- _Task requirements_: Can you print the data exactly and leave out each image?

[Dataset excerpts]
[start]

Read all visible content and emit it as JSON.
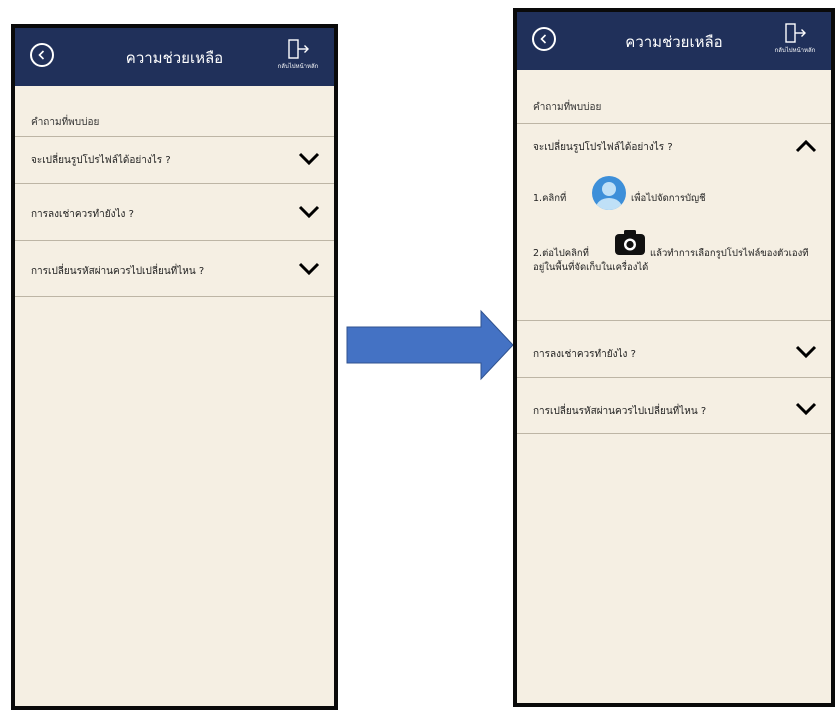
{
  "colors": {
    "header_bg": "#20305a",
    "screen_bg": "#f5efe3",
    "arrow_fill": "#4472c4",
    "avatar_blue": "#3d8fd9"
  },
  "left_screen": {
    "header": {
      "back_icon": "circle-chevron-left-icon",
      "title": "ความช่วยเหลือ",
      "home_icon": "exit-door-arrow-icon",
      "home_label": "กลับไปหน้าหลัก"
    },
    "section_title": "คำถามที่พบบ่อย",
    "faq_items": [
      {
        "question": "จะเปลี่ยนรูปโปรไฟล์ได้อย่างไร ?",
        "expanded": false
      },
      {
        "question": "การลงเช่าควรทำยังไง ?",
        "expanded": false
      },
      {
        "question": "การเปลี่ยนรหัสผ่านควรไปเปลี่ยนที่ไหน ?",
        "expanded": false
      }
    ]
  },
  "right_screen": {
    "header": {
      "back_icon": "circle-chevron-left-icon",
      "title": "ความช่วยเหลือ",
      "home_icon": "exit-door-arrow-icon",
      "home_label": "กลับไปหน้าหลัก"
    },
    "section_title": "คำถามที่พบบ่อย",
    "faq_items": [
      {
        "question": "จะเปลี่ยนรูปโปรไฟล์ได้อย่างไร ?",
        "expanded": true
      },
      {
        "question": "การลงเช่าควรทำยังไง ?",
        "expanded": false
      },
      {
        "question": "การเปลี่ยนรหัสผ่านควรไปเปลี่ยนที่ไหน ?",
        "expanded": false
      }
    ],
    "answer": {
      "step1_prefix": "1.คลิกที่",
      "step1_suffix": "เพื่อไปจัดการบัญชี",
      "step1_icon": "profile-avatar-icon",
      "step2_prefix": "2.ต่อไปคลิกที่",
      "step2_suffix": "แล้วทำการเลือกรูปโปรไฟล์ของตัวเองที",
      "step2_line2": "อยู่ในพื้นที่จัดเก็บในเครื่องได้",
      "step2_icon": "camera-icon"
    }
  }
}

[end]

- _Exercise response_:
Read all visible content and emit it as JSON.
{
  "colors": {
    "header_bg": "#20305a",
    "screen_bg": "#f5efe3",
    "arrow_fill": "#4472c4",
    "avatar_blue": "#3d8fd9"
  },
  "left_screen": {
    "header": {
      "back_icon": "circle-chevron-left-icon",
      "title": "ความช่วยเหลือ",
      "home_icon": "exit-door-arrow-icon",
      "home_label": "กลับไปหน้าหลัก"
    },
    "section_title": "คำถามที่พบบ่อย",
    "faq_items": [
      {
        "question": "จะเปลี่ยนรูปโปรไฟล์ได้อย่างไร ?",
        "expanded": false
      },
      {
        "question": "การลงเช่าควรทำยังไง ?",
        "expanded": false
      },
      {
        "question": "การเปลี่ยนรหัสผ่านควรไปเปลี่ยนที่ไหน ?",
        "expanded": false
      }
    ]
  },
  "right_screen": {
    "header": {
      "back_icon": "circle-chevron-left-icon",
      "title": "ความช่วยเหลือ",
      "home_icon": "exit-door-arrow-icon",
      "home_label": "กลับไปหน้าหลัก"
    },
    "section_title": "คำถามที่พบบ่อย",
    "faq_items": [
      {
        "question": "จะเปลี่ยนรูปโปรไฟล์ได้อย่างไร ?",
        "expanded": true
      },
      {
        "question": "การลงเช่าควรทำยังไง ?",
        "expanded": false
      },
      {
        "question": "การเปลี่ยนรหัสผ่านควรไปเปลี่ยนที่ไหน ?",
        "expanded": false
      }
    ],
    "answer": {
      "step1_prefix": "1.คลิกที่",
      "step1_suffix": "เพื่อไปจัดการบัญชี",
      "step1_icon": "profile-avatar-icon",
      "step2_prefix": "2.ต่อไปคลิกที่",
      "step2_suffix": "แล้วทำการเลือกรูปโปรไฟล์ของตัวเองที",
      "step2_line2": "อยู่ในพื้นที่จัดเก็บในเครื่องได้",
      "step2_icon": "camera-icon"
    }
  }
}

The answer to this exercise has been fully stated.